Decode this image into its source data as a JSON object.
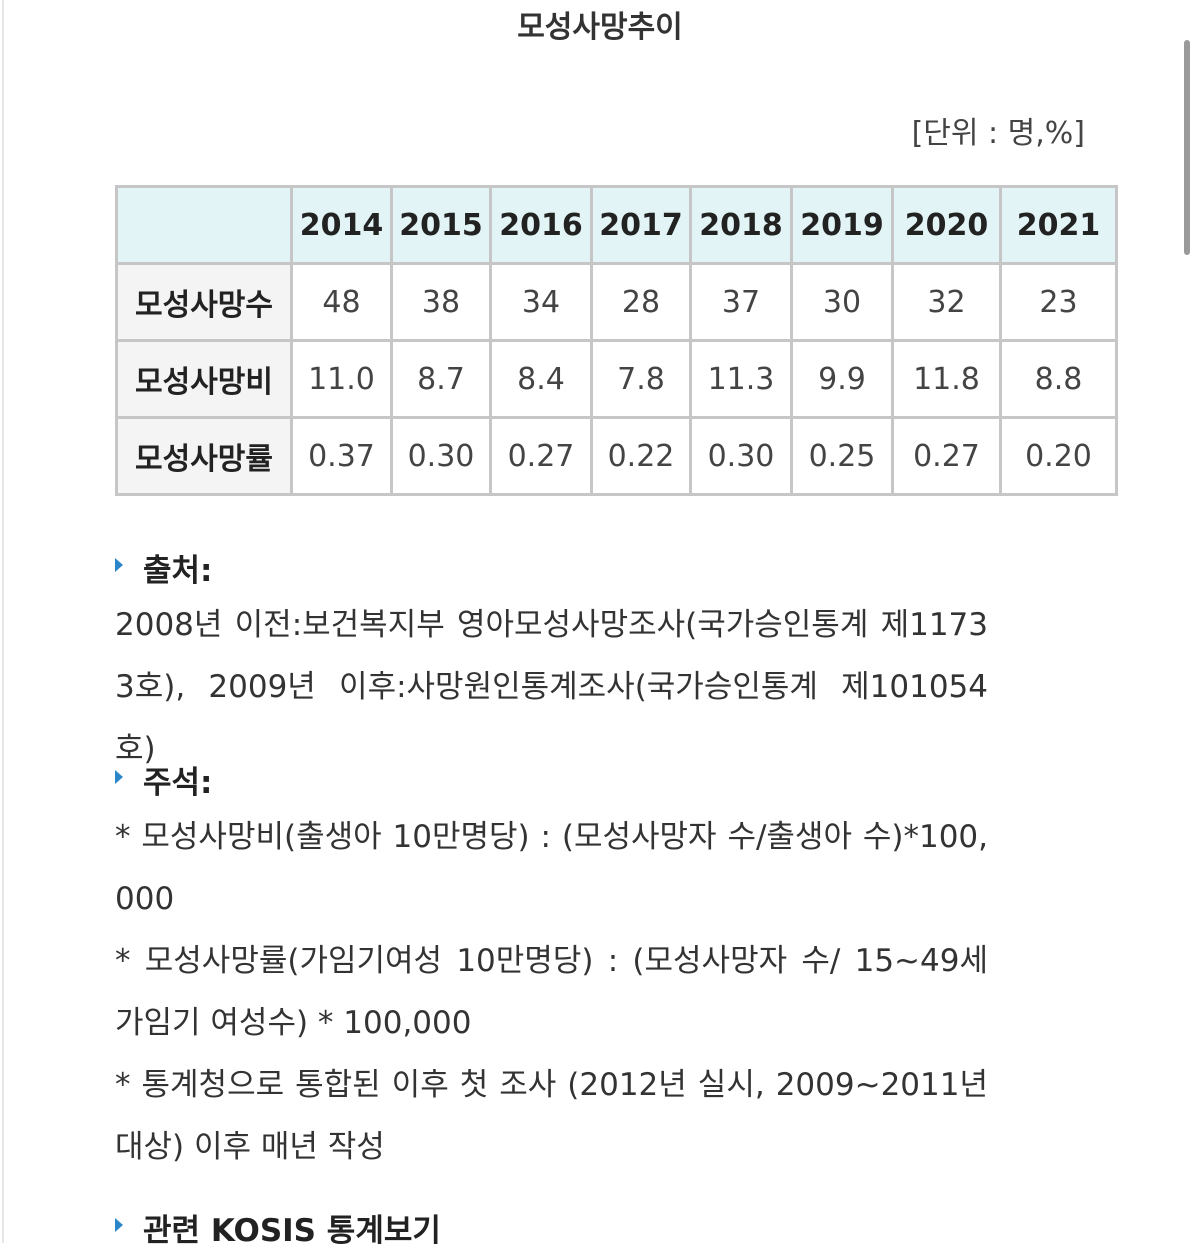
{
  "title": "모성사망추이",
  "unit": "[단위 : 명,%]",
  "table": {
    "columns": [
      "2014",
      "2015",
      "2016",
      "2017",
      "2018",
      "2019",
      "2020",
      "2021"
    ],
    "rows": [
      {
        "label": "모성사망수",
        "values": [
          "48",
          "38",
          "34",
          "28",
          "37",
          "30",
          "32",
          "23"
        ]
      },
      {
        "label": "모성사망비",
        "values": [
          "11.0",
          "8.7",
          "8.4",
          "7.8",
          "11.3",
          "9.9",
          "11.8",
          "8.8"
        ]
      },
      {
        "label": "모성사망률",
        "values": [
          "0.37",
          "0.30",
          "0.27",
          "0.22",
          "0.30",
          "0.25",
          "0.27",
          "0.20"
        ]
      }
    ]
  },
  "source": {
    "heading": "출처:",
    "text": "2008년 이전:보건복지부 영아모성사망조사(국가승인통계 제11733호), 2009년 이후:사망원인통계조사(국가승인통계 제101054호)"
  },
  "notes": {
    "heading": "주석:",
    "items": [
      "* 모성사망비(출생아 10만명당) : (모성사망자 수/출생아 수)*100,000",
      "* 모성사망률(가임기여성 10만명당) : (모성사망자 수/ 15~49세 가임기 여성수) * 100,000",
      "* 통계청으로 통합된 이후 첫 조사 (2012년 실시, 2009~2011년 대상) 이후 매년 작성"
    ]
  },
  "related": {
    "heading": "관련 KOSIS 통계보기"
  }
}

Aim
Copy everything in the records above except the pictures, exactly as written.

Answer in full
Decode this image into its source data as a JSON object.
{
  "title": "모성사망추이",
  "unit": "[단위 : 명,%]",
  "table": {
    "columns": [
      "2014",
      "2015",
      "2016",
      "2017",
      "2018",
      "2019",
      "2020",
      "2021"
    ],
    "rows": [
      {
        "label": "모성사망수",
        "values": [
          "48",
          "38",
          "34",
          "28",
          "37",
          "30",
          "32",
          "23"
        ]
      },
      {
        "label": "모성사망비",
        "values": [
          "11.0",
          "8.7",
          "8.4",
          "7.8",
          "11.3",
          "9.9",
          "11.8",
          "8.8"
        ]
      },
      {
        "label": "모성사망률",
        "values": [
          "0.37",
          "0.30",
          "0.27",
          "0.22",
          "0.30",
          "0.25",
          "0.27",
          "0.20"
        ]
      }
    ]
  },
  "source": {
    "heading": "출처:",
    "text": "2008년 이전:보건복지부 영아모성사망조사(국가승인통계 제11733호), 2009년 이후:사망원인통계조사(국가승인통계 제101054호)"
  },
  "notes": {
    "heading": "주석:",
    "items": [
      "* 모성사망비(출생아 10만명당) : (모성사망자 수/출생아 수)*100,000",
      "* 모성사망률(가임기여성 10만명당) : (모성사망자 수/ 15~49세 가임기 여성수) * 100,000",
      "* 통계청으로 통합된 이후 첫 조사 (2012년 실시, 2009~2011년 대상) 이후 매년 작성"
    ]
  },
  "related": {
    "heading": "관련 KOSIS 통계보기"
  }
}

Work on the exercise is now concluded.